Data entries:
★ ★ ★ ★

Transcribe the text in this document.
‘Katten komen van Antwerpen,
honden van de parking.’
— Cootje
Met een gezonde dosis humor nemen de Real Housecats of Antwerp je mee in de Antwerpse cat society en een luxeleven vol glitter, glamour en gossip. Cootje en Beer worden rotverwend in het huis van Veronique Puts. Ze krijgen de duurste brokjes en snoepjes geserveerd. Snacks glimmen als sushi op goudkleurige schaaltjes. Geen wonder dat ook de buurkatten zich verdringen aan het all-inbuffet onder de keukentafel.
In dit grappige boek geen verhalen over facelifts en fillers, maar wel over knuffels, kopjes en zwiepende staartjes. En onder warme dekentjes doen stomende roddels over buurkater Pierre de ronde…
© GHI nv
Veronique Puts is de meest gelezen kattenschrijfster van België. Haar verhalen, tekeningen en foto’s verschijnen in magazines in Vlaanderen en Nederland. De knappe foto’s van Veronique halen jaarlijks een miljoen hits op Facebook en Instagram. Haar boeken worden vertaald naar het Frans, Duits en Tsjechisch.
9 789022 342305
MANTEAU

★ ★ ★ ★

TASK DETAILS
Each line above is to be repeated exactly.

SOLUTION TO THIS EXERCISE
Transcribe the text in this document.
‘Katten komen van Antwerpen,
honden van de parking.’
— Cootje
Met een gezonde dosis humor nemen de Real Housecats of Antwerp je mee in de Antwerpse cat society en een luxeleven vol glitter, glamour en gossip. Cootje en Beer worden rotverwend in het huis van Veronique Puts. Ze krijgen de duurste brokjes en snoepjes geserveerd. Snacks glimmen als sushi op goudkleurige schaaltjes. Geen wonder dat ook de buurkatten zich verdringen aan het all-inbuffet onder de keukentafel.
In dit grappige boek geen verhalen over facelifts en fillers, maar wel over knuffels, kopjes en zwiepende staartjes. En onder warme dekentjes doen stomende roddels over buurkater Pierre de ronde…
© GHI nv
Veronique Puts is de meest gelezen kattenschrijfster van België. Haar verhalen, tekeningen en foto’s verschijnen in magazines in Vlaanderen en Nederland. De knappe foto’s van Veronique halen jaarlijks een miljoen hits op Facebook en Instagram. Haar boeken worden vertaald naar het Frans, Duits en Tsjechisch.
9 789022 342305
MANTEAU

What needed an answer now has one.